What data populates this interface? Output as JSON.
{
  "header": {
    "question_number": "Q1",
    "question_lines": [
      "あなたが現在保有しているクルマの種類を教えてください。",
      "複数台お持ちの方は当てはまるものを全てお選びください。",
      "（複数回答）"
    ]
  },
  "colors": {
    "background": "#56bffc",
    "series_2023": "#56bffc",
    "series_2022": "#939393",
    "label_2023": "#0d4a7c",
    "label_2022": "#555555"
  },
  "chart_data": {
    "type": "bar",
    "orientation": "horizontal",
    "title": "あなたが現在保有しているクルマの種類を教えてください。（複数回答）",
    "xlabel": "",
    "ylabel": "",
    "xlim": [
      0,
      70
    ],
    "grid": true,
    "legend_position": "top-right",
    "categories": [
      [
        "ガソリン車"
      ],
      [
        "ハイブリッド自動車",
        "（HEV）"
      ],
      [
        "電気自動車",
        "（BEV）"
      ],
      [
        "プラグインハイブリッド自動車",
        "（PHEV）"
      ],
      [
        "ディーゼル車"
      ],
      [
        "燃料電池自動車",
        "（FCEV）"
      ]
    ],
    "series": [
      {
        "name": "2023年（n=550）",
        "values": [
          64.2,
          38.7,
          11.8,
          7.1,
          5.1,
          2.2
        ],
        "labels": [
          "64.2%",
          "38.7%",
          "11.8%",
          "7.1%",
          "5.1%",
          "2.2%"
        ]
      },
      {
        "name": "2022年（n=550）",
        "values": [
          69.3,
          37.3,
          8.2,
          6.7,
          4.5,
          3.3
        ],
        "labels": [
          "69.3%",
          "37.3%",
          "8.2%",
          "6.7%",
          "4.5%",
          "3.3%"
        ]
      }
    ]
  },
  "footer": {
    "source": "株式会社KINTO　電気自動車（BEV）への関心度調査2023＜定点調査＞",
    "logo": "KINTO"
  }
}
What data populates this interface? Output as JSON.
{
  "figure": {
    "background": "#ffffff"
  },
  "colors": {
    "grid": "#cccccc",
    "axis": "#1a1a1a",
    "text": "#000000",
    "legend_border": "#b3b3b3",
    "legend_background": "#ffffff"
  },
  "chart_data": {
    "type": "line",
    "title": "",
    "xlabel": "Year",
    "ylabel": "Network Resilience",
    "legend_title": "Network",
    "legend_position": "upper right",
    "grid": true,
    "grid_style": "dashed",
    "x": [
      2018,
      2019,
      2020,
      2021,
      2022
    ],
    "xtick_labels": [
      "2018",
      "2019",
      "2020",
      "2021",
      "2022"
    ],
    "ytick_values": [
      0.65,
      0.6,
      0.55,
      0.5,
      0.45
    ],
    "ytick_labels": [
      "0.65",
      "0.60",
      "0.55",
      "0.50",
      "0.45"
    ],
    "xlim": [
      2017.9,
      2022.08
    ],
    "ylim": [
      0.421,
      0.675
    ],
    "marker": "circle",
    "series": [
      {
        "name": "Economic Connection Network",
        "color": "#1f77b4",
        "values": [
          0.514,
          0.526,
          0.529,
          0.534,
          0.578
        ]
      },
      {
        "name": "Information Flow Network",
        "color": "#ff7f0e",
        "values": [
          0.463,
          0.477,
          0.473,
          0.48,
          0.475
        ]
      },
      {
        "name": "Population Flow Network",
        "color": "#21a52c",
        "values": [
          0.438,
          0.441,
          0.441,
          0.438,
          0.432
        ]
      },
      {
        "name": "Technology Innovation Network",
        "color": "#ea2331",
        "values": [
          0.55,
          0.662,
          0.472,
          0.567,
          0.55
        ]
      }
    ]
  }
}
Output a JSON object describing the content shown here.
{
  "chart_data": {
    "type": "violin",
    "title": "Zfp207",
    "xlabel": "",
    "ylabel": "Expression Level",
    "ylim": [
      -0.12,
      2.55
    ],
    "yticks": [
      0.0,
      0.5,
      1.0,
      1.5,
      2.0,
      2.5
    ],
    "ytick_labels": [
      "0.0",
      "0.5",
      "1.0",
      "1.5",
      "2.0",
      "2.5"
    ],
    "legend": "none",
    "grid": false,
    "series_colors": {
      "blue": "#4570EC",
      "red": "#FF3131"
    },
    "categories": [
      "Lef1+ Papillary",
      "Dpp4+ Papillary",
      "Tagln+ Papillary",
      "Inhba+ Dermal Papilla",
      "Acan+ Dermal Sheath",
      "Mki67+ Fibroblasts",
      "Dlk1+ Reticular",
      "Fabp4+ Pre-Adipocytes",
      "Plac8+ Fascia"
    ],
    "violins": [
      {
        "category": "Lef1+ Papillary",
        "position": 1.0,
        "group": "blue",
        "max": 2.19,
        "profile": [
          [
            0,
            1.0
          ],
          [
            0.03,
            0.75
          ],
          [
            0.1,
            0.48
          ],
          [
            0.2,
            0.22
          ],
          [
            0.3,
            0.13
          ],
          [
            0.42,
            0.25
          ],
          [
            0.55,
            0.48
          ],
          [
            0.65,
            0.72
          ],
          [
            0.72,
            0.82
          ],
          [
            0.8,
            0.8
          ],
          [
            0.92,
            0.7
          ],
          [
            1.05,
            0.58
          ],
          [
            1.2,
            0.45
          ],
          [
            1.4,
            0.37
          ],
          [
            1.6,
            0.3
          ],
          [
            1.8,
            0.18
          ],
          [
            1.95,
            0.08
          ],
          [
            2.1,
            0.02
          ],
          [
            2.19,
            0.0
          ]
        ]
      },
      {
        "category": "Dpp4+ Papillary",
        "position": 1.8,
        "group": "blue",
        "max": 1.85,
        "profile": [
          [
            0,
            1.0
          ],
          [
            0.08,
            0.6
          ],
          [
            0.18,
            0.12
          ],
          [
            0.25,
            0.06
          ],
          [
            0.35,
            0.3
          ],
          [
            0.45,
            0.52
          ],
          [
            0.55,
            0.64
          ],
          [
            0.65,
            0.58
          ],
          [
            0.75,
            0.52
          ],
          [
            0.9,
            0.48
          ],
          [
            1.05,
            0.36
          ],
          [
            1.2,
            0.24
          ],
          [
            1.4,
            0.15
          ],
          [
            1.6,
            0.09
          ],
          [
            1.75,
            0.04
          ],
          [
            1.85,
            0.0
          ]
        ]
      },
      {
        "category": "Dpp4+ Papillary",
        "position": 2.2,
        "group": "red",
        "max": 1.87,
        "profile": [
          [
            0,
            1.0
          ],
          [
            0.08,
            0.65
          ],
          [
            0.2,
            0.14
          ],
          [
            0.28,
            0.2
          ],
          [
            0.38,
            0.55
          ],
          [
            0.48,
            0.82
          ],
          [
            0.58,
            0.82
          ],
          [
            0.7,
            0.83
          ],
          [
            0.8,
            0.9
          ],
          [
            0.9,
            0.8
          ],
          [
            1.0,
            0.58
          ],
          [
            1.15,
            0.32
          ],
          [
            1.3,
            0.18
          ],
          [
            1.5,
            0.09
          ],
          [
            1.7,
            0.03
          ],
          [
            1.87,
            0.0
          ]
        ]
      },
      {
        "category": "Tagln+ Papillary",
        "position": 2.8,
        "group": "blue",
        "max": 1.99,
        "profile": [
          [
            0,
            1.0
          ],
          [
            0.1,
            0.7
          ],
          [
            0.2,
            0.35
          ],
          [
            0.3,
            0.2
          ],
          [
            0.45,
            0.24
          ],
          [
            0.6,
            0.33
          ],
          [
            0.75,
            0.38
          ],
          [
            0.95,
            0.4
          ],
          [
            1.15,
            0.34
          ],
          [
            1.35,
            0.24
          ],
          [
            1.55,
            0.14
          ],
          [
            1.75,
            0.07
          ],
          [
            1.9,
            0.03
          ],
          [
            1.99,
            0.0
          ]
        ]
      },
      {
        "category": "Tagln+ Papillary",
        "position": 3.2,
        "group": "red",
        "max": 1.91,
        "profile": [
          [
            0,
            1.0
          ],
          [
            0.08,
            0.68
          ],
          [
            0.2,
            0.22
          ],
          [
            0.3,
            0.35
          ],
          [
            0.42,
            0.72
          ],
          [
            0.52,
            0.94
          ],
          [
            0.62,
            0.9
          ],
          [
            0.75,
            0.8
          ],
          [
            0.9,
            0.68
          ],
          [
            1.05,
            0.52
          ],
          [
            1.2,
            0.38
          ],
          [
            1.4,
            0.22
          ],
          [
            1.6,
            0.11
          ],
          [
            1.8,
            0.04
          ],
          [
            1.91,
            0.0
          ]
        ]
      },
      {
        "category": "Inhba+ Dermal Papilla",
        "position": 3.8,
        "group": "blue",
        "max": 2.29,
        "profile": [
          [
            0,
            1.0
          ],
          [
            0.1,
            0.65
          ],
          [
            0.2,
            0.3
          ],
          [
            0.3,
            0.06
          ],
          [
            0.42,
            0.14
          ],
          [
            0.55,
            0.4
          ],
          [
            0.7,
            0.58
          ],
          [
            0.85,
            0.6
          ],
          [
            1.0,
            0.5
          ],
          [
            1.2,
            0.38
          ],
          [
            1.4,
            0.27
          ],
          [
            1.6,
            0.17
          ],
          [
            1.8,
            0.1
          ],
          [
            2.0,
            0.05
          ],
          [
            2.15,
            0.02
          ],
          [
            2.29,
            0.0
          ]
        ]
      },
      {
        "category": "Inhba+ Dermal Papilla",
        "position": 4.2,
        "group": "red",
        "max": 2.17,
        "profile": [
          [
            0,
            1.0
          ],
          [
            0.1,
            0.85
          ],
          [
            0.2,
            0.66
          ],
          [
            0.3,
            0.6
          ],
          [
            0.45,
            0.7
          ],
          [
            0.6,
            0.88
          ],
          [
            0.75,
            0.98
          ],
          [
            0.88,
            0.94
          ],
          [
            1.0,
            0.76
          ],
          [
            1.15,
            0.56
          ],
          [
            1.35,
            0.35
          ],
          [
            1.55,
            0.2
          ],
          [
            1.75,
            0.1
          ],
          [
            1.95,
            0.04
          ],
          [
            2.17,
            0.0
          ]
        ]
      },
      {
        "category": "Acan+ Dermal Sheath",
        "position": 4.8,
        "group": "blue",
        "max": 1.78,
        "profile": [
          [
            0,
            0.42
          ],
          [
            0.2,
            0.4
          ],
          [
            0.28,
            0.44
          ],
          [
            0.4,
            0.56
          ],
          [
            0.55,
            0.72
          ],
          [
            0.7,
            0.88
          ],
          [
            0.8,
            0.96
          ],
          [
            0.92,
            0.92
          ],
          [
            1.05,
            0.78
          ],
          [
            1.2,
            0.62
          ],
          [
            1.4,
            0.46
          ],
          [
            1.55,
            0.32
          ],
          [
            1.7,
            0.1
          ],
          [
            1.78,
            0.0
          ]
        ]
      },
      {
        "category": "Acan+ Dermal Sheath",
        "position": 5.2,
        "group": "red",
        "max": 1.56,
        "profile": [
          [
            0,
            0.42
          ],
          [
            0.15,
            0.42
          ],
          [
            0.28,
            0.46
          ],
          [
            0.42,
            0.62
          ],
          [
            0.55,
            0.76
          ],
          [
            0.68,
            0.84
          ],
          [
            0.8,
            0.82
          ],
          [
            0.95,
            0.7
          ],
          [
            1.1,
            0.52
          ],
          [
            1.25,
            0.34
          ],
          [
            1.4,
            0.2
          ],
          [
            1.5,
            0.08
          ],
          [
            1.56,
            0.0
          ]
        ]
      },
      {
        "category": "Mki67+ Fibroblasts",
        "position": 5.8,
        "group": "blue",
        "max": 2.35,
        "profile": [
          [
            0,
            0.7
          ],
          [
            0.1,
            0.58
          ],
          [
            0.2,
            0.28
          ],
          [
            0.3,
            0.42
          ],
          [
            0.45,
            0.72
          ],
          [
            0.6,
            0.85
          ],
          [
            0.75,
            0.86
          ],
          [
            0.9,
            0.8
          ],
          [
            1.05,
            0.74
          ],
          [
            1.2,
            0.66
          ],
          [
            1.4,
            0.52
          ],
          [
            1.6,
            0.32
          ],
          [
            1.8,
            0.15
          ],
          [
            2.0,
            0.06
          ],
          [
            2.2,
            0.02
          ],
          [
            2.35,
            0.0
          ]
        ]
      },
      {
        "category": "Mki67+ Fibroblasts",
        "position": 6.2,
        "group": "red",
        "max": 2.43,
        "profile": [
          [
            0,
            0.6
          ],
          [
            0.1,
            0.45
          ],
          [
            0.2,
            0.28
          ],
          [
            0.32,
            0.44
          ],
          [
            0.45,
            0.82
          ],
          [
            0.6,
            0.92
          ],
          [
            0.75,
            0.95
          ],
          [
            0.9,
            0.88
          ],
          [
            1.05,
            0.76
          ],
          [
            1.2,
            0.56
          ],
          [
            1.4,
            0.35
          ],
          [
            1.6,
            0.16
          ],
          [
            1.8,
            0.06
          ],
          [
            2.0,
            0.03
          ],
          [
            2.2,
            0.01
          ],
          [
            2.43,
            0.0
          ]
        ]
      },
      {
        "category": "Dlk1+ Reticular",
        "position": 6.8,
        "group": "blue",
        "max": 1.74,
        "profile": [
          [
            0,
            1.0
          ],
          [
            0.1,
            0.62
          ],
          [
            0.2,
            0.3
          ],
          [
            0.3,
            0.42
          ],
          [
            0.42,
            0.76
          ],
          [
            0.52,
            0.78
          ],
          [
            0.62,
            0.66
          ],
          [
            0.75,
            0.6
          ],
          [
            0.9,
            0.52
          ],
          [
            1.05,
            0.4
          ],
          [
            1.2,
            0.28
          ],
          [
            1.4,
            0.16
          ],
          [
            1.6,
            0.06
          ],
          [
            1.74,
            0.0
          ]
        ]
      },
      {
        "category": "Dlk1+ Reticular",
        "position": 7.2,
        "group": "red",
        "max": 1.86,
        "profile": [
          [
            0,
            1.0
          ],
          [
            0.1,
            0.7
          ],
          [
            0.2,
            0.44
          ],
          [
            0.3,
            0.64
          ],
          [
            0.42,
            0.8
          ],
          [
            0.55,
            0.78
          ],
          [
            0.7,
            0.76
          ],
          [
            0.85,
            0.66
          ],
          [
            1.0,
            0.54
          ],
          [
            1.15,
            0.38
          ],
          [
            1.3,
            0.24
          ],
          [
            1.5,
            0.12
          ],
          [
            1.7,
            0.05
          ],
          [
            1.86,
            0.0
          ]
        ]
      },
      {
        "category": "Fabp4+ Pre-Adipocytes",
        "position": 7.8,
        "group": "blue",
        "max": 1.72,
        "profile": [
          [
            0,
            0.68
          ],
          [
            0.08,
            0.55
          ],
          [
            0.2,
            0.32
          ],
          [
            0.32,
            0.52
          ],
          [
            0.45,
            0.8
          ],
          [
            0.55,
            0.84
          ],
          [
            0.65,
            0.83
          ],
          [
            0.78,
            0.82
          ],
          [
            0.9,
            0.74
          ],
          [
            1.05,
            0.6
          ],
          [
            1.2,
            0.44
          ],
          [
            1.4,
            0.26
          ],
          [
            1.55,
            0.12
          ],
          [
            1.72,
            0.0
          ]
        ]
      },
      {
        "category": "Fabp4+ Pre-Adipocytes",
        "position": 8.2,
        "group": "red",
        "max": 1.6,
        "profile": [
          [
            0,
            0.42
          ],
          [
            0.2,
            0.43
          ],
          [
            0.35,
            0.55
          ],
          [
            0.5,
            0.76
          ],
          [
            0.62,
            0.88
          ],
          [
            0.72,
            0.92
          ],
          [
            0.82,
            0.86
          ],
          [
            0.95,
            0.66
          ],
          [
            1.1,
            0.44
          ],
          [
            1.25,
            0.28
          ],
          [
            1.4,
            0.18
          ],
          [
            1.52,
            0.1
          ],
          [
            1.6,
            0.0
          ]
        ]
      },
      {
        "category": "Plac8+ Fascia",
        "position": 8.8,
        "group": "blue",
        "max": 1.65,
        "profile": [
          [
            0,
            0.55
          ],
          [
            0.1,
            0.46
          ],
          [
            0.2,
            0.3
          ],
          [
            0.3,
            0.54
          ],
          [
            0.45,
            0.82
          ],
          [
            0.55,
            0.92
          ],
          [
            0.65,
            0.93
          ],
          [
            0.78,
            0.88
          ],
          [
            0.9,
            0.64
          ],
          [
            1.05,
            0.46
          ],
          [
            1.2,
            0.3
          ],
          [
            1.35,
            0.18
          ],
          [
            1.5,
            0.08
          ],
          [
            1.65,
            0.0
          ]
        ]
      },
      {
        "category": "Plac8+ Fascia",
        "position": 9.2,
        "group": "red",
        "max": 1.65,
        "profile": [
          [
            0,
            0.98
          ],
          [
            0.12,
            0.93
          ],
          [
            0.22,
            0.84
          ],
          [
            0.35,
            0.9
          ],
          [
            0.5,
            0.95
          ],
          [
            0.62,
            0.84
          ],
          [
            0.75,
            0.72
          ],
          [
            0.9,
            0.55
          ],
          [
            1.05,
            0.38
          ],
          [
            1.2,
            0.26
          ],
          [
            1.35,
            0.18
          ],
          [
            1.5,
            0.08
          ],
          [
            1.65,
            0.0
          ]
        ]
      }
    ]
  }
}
____________
• EXERCISE DESCRIPTION: List the lines of the entries that include "Papillary".

• TASK ANSWER:
      "Lef1+ Papillary",
      "Dpp4+ Papillary",
      "Tagln+ Papillary",
        "category": "Lef1+ Papillary",
        "category": "Dpp4+ Papillary",
        "category": "Dpp4+ Papillary",
        "category": "Tagln+ Papillary",
        "category": "Tagln+ Papillary",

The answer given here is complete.